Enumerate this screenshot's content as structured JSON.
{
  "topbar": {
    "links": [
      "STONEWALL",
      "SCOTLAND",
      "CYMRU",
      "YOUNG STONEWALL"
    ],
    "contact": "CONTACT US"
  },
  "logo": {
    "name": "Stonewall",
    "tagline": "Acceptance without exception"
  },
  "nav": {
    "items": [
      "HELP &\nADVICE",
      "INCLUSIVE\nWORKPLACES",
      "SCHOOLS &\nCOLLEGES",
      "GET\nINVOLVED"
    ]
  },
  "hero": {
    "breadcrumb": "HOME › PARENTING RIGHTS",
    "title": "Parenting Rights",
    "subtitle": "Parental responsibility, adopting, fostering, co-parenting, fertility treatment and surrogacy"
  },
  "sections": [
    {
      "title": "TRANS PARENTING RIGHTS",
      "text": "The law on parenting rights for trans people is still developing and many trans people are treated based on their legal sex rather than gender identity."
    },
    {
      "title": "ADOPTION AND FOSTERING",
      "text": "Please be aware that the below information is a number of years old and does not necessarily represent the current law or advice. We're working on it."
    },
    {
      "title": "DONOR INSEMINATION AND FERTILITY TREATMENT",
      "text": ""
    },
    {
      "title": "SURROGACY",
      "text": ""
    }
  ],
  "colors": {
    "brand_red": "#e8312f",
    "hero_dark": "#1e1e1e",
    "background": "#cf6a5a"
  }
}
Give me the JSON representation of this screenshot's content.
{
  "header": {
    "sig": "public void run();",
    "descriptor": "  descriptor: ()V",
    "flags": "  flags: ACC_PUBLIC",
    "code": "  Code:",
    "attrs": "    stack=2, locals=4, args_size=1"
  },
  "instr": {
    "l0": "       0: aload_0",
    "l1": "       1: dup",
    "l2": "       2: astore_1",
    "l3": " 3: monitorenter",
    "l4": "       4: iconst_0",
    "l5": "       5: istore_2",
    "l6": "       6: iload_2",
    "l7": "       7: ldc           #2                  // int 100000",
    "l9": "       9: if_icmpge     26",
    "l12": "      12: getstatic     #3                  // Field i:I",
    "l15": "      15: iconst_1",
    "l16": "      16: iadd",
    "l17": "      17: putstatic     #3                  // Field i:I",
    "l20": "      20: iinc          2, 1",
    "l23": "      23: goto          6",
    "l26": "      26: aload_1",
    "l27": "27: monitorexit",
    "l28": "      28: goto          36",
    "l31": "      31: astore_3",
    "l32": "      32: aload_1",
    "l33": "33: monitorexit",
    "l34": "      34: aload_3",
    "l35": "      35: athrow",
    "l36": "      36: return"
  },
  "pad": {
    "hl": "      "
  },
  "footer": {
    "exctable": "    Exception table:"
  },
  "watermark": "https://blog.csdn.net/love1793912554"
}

**WRITTEN REQUEST**
Respond with nothing but the number of lines in the entries that contain the string "text".

**COMPLETED TASK**
4